> Instructions for the task:
Lines containing the word "ตรประจำต" are the ones to copy from the records below.
* BEGIN Input for this task *
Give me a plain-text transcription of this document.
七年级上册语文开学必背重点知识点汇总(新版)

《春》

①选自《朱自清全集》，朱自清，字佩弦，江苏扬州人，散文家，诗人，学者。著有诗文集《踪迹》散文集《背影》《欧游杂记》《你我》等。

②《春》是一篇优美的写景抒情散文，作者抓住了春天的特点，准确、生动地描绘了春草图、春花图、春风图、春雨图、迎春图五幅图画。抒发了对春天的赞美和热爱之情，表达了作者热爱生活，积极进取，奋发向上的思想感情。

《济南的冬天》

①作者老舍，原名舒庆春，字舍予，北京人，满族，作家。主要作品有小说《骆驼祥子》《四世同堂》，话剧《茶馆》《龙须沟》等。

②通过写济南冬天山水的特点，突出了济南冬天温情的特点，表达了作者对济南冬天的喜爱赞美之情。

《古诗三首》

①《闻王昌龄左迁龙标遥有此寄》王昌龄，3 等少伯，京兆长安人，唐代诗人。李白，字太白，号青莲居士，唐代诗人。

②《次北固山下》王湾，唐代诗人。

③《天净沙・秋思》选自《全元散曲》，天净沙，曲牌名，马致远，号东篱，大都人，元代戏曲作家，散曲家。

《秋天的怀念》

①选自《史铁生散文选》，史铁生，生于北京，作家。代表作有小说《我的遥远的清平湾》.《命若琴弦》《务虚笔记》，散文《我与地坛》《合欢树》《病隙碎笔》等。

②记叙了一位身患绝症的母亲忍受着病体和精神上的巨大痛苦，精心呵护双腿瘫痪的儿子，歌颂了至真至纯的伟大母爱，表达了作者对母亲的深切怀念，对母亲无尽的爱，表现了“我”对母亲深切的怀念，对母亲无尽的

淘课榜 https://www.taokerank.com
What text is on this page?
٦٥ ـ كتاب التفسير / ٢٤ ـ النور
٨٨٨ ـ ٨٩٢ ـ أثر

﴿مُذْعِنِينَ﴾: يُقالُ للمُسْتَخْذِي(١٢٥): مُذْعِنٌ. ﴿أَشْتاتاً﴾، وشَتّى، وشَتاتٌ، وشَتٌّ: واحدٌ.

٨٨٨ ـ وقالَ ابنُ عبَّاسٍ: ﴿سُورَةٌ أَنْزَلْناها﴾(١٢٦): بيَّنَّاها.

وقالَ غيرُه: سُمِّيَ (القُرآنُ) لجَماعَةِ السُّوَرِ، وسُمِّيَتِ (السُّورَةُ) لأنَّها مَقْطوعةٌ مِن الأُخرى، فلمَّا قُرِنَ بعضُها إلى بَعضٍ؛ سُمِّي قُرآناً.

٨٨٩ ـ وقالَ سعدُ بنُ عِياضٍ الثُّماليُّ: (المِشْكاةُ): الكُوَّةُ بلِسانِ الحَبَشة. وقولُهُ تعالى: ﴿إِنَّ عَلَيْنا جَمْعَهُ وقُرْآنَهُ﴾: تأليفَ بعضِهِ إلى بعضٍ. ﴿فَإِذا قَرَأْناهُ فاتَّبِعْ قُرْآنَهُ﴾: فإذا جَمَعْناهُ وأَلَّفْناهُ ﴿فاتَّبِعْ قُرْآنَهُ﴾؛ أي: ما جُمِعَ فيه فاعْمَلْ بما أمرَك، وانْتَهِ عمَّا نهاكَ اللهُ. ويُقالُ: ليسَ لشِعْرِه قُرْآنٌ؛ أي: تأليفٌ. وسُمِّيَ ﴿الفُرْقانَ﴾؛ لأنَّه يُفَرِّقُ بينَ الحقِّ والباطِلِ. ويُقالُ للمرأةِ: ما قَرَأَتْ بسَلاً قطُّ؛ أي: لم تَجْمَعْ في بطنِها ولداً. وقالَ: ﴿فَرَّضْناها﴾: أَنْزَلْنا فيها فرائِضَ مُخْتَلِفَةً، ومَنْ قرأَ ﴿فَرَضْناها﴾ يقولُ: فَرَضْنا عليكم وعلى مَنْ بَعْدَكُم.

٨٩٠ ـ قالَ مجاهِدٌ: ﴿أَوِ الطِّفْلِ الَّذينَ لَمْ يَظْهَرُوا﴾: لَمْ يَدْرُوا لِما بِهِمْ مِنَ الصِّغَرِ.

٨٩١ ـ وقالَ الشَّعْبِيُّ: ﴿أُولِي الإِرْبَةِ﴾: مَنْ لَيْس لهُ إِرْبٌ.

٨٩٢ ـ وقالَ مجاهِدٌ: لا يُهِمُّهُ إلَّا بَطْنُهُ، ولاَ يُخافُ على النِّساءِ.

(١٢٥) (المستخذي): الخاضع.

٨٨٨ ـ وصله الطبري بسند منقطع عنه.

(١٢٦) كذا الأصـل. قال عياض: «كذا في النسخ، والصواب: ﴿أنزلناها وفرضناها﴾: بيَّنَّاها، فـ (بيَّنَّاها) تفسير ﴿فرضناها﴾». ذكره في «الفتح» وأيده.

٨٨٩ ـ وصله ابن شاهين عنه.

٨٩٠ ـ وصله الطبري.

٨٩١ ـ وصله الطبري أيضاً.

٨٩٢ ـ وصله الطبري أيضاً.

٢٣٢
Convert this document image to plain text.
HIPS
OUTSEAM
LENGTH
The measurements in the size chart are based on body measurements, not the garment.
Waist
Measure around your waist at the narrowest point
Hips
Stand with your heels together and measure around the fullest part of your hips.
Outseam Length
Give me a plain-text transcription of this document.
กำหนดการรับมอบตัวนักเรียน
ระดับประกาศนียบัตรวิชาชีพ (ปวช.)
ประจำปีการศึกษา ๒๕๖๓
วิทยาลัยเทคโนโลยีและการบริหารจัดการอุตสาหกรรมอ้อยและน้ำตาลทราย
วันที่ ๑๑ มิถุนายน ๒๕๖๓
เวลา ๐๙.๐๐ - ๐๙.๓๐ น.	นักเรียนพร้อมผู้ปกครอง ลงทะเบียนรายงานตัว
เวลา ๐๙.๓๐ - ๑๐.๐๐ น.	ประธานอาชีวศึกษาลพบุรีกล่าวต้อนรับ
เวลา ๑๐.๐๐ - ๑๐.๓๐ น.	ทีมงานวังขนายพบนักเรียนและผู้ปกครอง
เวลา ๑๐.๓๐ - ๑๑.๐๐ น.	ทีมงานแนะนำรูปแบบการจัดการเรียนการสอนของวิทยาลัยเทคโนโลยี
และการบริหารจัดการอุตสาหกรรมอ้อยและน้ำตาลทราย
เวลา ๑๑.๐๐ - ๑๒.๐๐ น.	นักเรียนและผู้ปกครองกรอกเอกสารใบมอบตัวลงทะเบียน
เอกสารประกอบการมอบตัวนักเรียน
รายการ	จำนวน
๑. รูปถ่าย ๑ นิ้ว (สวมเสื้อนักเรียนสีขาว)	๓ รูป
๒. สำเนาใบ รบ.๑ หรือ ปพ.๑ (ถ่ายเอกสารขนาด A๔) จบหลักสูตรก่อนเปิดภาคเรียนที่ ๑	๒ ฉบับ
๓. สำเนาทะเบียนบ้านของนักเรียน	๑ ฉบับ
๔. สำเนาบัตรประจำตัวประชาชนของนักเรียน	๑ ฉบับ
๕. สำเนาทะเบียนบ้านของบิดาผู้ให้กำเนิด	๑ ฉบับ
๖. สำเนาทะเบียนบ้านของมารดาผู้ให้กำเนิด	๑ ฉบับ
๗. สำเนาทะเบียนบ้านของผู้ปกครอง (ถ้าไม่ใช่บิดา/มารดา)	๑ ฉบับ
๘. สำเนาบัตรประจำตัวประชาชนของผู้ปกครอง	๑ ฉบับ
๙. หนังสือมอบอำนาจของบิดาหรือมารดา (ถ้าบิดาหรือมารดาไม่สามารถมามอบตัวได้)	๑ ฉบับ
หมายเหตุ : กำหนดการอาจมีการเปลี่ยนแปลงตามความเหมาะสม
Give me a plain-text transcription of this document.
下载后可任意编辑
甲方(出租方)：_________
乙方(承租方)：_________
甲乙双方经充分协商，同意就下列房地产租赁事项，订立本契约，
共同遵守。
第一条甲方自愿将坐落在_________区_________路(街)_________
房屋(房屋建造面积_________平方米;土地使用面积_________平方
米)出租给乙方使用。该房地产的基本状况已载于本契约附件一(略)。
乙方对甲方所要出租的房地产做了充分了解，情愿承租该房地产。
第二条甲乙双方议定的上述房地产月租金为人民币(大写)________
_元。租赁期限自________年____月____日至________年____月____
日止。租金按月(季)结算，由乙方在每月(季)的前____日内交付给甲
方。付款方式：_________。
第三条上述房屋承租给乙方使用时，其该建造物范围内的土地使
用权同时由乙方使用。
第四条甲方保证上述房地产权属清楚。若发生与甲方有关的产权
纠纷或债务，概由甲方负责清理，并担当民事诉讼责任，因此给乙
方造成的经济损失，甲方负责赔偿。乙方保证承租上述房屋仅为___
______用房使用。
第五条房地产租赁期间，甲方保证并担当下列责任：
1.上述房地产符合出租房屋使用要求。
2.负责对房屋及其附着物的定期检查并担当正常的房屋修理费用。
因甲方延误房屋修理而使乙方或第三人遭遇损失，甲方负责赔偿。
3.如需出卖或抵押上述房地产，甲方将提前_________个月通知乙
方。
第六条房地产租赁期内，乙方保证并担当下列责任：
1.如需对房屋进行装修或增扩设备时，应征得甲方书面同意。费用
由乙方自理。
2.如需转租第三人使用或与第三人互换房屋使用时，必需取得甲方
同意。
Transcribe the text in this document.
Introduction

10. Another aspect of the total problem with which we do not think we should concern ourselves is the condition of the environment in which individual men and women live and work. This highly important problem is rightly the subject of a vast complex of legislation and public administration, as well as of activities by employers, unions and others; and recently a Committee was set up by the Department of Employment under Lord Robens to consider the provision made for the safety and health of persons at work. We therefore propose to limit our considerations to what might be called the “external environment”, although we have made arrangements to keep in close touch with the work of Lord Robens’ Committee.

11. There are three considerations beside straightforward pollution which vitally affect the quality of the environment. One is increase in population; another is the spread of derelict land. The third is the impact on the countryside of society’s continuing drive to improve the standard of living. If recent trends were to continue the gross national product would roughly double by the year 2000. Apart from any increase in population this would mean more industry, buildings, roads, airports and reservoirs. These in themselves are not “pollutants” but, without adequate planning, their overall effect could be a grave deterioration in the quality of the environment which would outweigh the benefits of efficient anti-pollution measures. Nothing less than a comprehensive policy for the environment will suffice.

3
* END Input for this task *
> Result for this exercise:
๔. สำเนาบัตรประจำตัวประชาชนของนักเรียน	๑ ฉบับ
๘. สำเนาบัตรประจำตัวประชาชนของผู้ปกครอง	๑ ฉบับ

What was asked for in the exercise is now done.